Stated goal
Note how many lines include the word "this", and give that number by itself.

Stored data
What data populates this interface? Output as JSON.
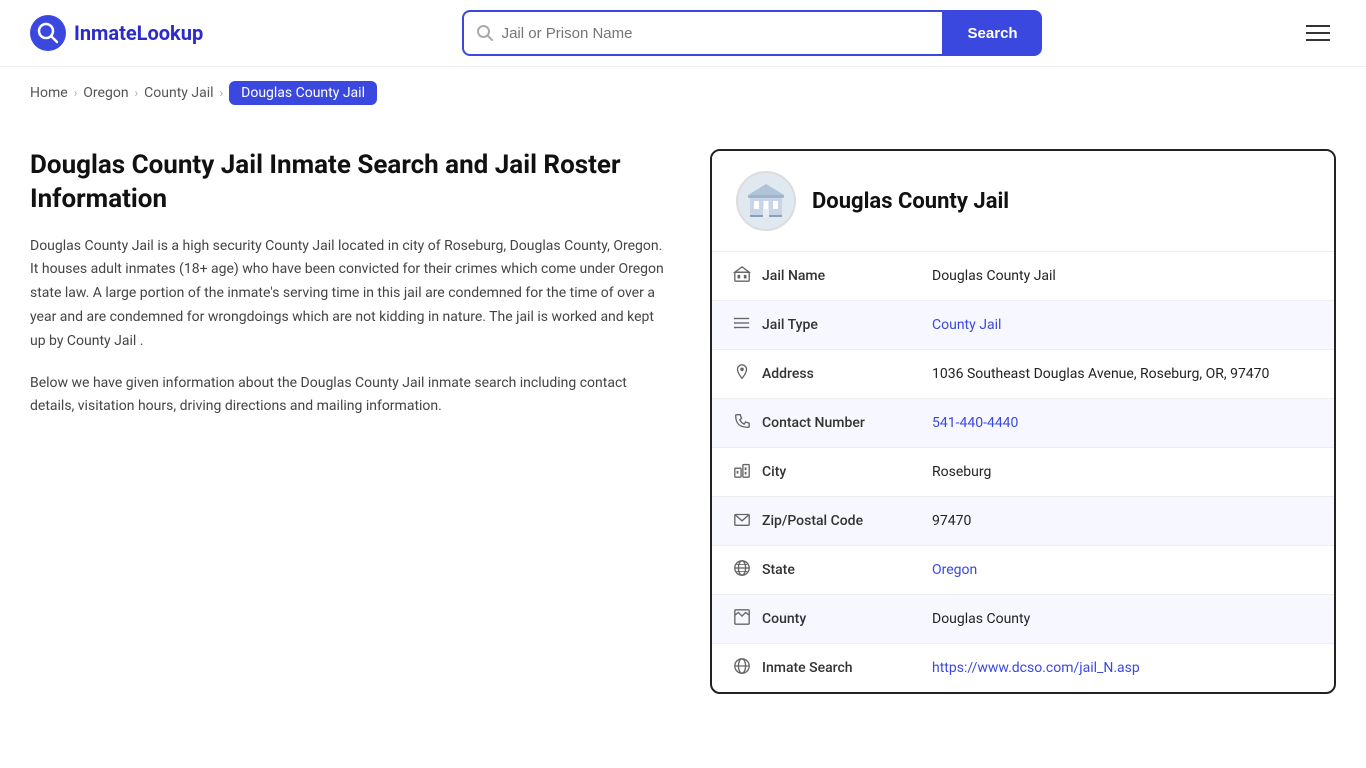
{
  "header": {
    "logo_text": "InmateLookup",
    "search_placeholder": "Jail or Prison Name",
    "search_button_label": "Search"
  },
  "breadcrumb": {
    "home": "Home",
    "state": "Oregon",
    "category": "County Jail",
    "current": "Douglas County Jail"
  },
  "left": {
    "title": "Douglas County Jail Inmate Search and Jail Roster Information",
    "description1": "Douglas County Jail is a high security County Jail located in city of Roseburg, Douglas County, Oregon. It houses adult inmates (18+ age) who have been convicted for their crimes which come under Oregon state law. A large portion of the inmate's serving time in this jail are condemned for the time of over a year and are condemned for wrongdoings which are not kidding in nature. The jail is worked and kept up by County Jail .",
    "description2": "Below we have given information about the Douglas County Jail inmate search including contact details, visitation hours, driving directions and mailing information."
  },
  "card": {
    "title": "Douglas County Jail",
    "rows": [
      {
        "icon": "jail-icon",
        "label": "Jail Name",
        "value": "Douglas County Jail",
        "link": null
      },
      {
        "icon": "list-icon",
        "label": "Jail Type",
        "value": "County Jail",
        "link": "#"
      },
      {
        "icon": "pin-icon",
        "label": "Address",
        "value": "1036 Southeast Douglas Avenue, Roseburg, OR, 97470",
        "link": null
      },
      {
        "icon": "phone-icon",
        "label": "Contact Number",
        "value": "541-440-4440",
        "link": "tel:541-440-4440"
      },
      {
        "icon": "city-icon",
        "label": "City",
        "value": "Roseburg",
        "link": null
      },
      {
        "icon": "mail-icon",
        "label": "Zip/Postal Code",
        "value": "97470",
        "link": null
      },
      {
        "icon": "globe-icon",
        "label": "State",
        "value": "Oregon",
        "link": "#"
      },
      {
        "icon": "county-icon",
        "label": "County",
        "value": "Douglas County",
        "link": null
      },
      {
        "icon": "search-globe-icon",
        "label": "Inmate Search",
        "value": "https://www.dcso.com/jail_N.asp",
        "link": "https://www.dcso.com/jail_N.asp"
      }
    ]
  }
}
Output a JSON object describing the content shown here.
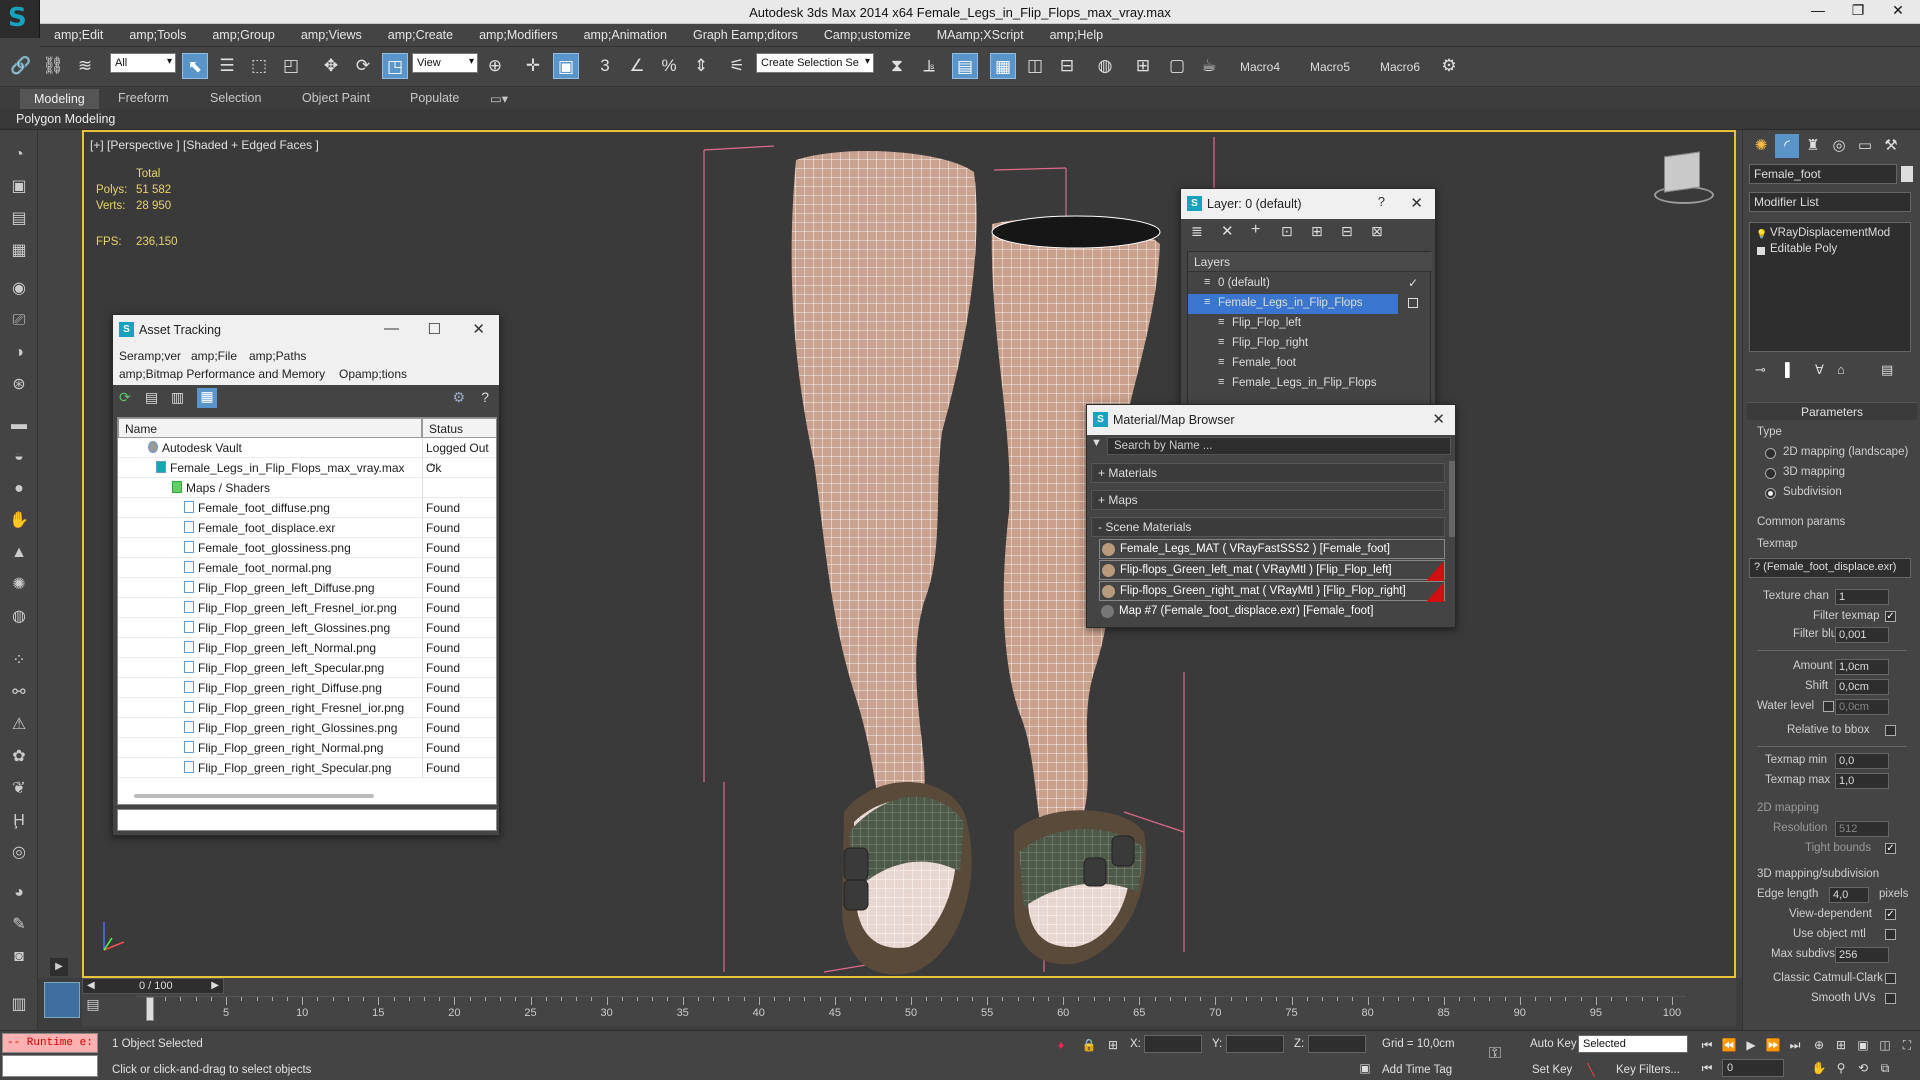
{
  "window": {
    "title": "Autodesk 3ds Max  2014 x64     Female_Legs_in_Flip_Flops_max_vray.max"
  },
  "menu": [
    "amp;Edit",
    "amp;Tools",
    "amp;Group",
    "amp;Views",
    "amp;Create",
    "amp;Modifiers",
    "amp;Animation",
    "Graph Eamp;ditors",
    "Camp;ustomize",
    "MAamp;XScript",
    "amp;Help"
  ],
  "toolbar": {
    "selection_filter": "All",
    "ref_coord": "View",
    "named_selection": "Create Selection Se",
    "macros": [
      "Macro4",
      "Macro5",
      "Macro6"
    ]
  },
  "ribbon": {
    "tabs": [
      "Modeling",
      "Freeform",
      "Selection",
      "Object Paint",
      "Populate"
    ],
    "panel": "Polygon Modeling"
  },
  "viewport": {
    "label": "[+] [Perspective ] [Shaded + Edged Faces ]",
    "stats": {
      "total_label": "Total",
      "polys_label": "Polys:",
      "polys": "51 582",
      "verts_label": "Verts:",
      "verts": "28 950",
      "fps_label": "FPS:",
      "fps": "236,150"
    }
  },
  "asset_tracking": {
    "title": "Asset Tracking",
    "menu": [
      "Seramp;ver",
      "amp;File",
      "amp;Paths",
      "amp;Bitmap Performance and Memory",
      "Opamp;tions"
    ],
    "col_name": "Name",
    "col_status": "Status",
    "rows": [
      {
        "name": "Autodesk Vault",
        "status": "Logged Out ..."
      },
      {
        "name": "Female_Legs_in_Flip_Flops_max_vray.max",
        "status": "Ok"
      },
      {
        "name": "Maps / Shaders",
        "status": ""
      },
      {
        "name": "Female_foot_diffuse.png",
        "status": "Found"
      },
      {
        "name": "Female_foot_displace.exr",
        "status": "Found"
      },
      {
        "name": "Female_foot_glossiness.png",
        "status": "Found"
      },
      {
        "name": "Female_foot_normal.png",
        "status": "Found"
      },
      {
        "name": "Flip_Flop_green_left_Diffuse.png",
        "status": "Found"
      },
      {
        "name": "Flip_Flop_green_left_Fresnel_ior.png",
        "status": "Found"
      },
      {
        "name": "Flip_Flop_green_left_Glossines.png",
        "status": "Found"
      },
      {
        "name": "Flip_Flop_green_left_Normal.png",
        "status": "Found"
      },
      {
        "name": "Flip_Flop_green_left_Specular.png",
        "status": "Found"
      },
      {
        "name": "Flip_Flop_green_right_Diffuse.png",
        "status": "Found"
      },
      {
        "name": "Flip_Flop_green_right_Fresnel_ior.png",
        "status": "Found"
      },
      {
        "name": "Flip_Flop_green_right_Glossines.png",
        "status": "Found"
      },
      {
        "name": "Flip_Flop_green_right_Normal.png",
        "status": "Found"
      },
      {
        "name": "Flip_Flop_green_right_Specular.png",
        "status": "Found"
      }
    ]
  },
  "layer_dialog": {
    "title": "Layer: 0 (default)",
    "help": "?",
    "header": "Layers",
    "items": [
      "0 (default)",
      "Female_Legs_in_Flip_Flops",
      "Flip_Flop_left",
      "Flip_Flop_right",
      "Female_foot",
      "Female_Legs_in_Flip_Flops"
    ]
  },
  "material_browser": {
    "title": "Material/Map Browser",
    "search_placeholder": "Search by Name ...",
    "groups": [
      "+ Materials",
      "+ Maps",
      "- Scene Materials"
    ],
    "items": [
      "Female_Legs_MAT ( VRayFastSSS2 ) [Female_foot]",
      "Flip-flops_Green_left_mat ( VRayMtl ) [Flip_Flop_left]",
      "Flip-flops_Green_right_mat ( VRayMtl ) [Flip_Flop_right]",
      "Map #7 (Female_foot_displace.exr) [Female_foot]"
    ]
  },
  "command_panel": {
    "object_name": "Female_foot",
    "modifier_list": "Modifier List",
    "stack": [
      "VRayDisplacementMod",
      "Editable Poly"
    ],
    "parameters": "Parameters",
    "type_label": "Type",
    "types": [
      "2D mapping (landscape)",
      "3D mapping",
      "Subdivision"
    ],
    "common_params": "Common params",
    "texmap_label": "Texmap",
    "texmap": "? (Female_foot_displace.exr)",
    "texture_chan_label": "Texture chan",
    "texture_chan": "1",
    "filter_texmap": "Filter texmap",
    "filter_blur_label": "Filter blur",
    "filter_blur": "0,001",
    "amount_label": "Amount",
    "amount": "1,0cm",
    "shift_label": "Shift",
    "shift": "0,0cm",
    "water_level_label": "Water level",
    "water_level": "0,0cm",
    "relative_bbox": "Relative to bbox",
    "texmap_min_label": "Texmap min",
    "texmap_min": "0,0",
    "texmap_max_label": "Texmap max",
    "texmap_max": "1,0",
    "mapping2d": "2D mapping",
    "resolution_label": "Resolution",
    "resolution": "512",
    "tight_bounds": "Tight bounds",
    "mapping3d": "3D mapping/subdivision",
    "edge_length_label": "Edge length",
    "edge_length": "4,0",
    "pixels": "pixels",
    "view_dependent": "View-dependent",
    "use_object_mtl": "Use object mtl",
    "max_subdivs_label": "Max subdivs",
    "max_subdivs": "256",
    "classic_catmull": "Classic Catmull-Clark",
    "smooth_uvs": "Smooth UVs"
  },
  "timeline": {
    "frame": "0 / 100",
    "ticks": [
      "0",
      "5",
      "10",
      "15",
      "20",
      "25",
      "30",
      "35",
      "40",
      "45",
      "50",
      "55",
      "60",
      "65",
      "70",
      "75",
      "80",
      "85",
      "90",
      "95",
      "100"
    ]
  },
  "status": {
    "maxscript": "-- Runtime e:",
    "selected": "1 Object Selected",
    "prompt": "Click or click-and-drag to select objects",
    "x_label": "X:",
    "y_label": "Y:",
    "z_label": "Z:",
    "grid": "Grid = 10,0cm",
    "add_time_tag": "Add Time Tag",
    "auto_key": "Auto Key",
    "set_key": "Set Key",
    "key_mode": "Selected",
    "key_filters": "Key Filters...",
    "frame_value": "0"
  },
  "colors": {
    "accent": "#5a95c9",
    "selection": "#3a76cf",
    "viewport_border": "#e7c23a",
    "stats": "#e7d36a",
    "error_bg": "#ffb0b0"
  }
}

The result
2